**WHAT YOU WILL DO**
Write the data out again exactly, with no pictures.

start

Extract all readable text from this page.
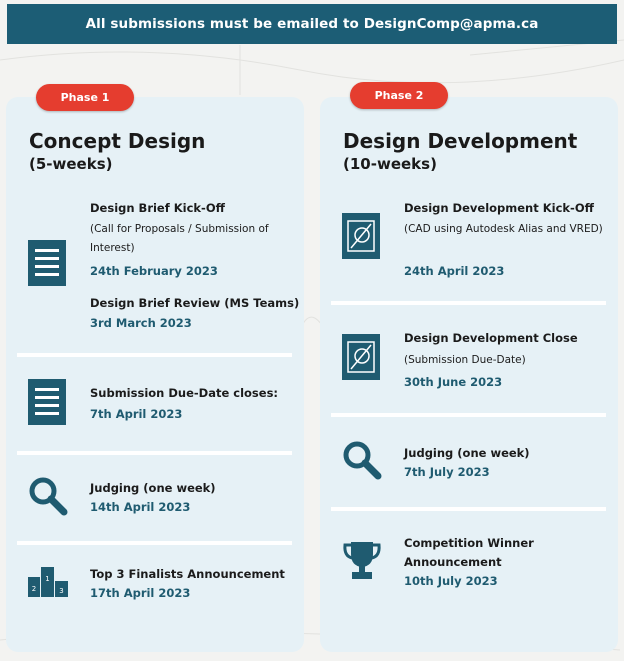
All submissions must be emailed to DesignComp@apma.ca
Phase 1
Concept Design
(5-weeks)
Design Brief Kick-Off
(Call for Proposals / Submission of Interest)
24th February 2023
Design Brief Review (MS Teams)
3rd March 2023
Submission Due-Date closes:
7th April 2023
Judging (one week)
14th April 2023
2
1
3
Top 3 Finalists Announcement
17th April 2023
Phase 2
Design Development
(10-weeks)
Design Development Kick-Off
(CAD using Autodesk Alias and VRED)
24th April 2023
Design Development Close
(Submission Due-Date)
30th June 2023
Judging (one week)
7th July 2023
Competition Winner Announcement
10th July 2023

end

**ANSWER FOR THE TASK**
Extract all readable text from this page.
All submissions must be emailed to DesignComp@apma.ca
Phase 1
Concept Design
(5-weeks)
Design Brief Kick-Off
(Call for Proposals / Submission of Interest)
24th February 2023
Design Brief Review (MS Teams)
3rd March 2023
Submission Due-Date closes:
7th April 2023
Judging (one week)
14th April 2023
2
1
3
Top 3 Finalists Announcement
17th April 2023
Phase 2
Design Development
(10-weeks)
Design Development Kick-Off
(CAD using Autodesk Alias and VRED)
24th April 2023
Design Development Close
(Submission Due-Date)
30th June 2023
Judging (one week)
7th July 2023
Competition Winner Announcement
10th July 2023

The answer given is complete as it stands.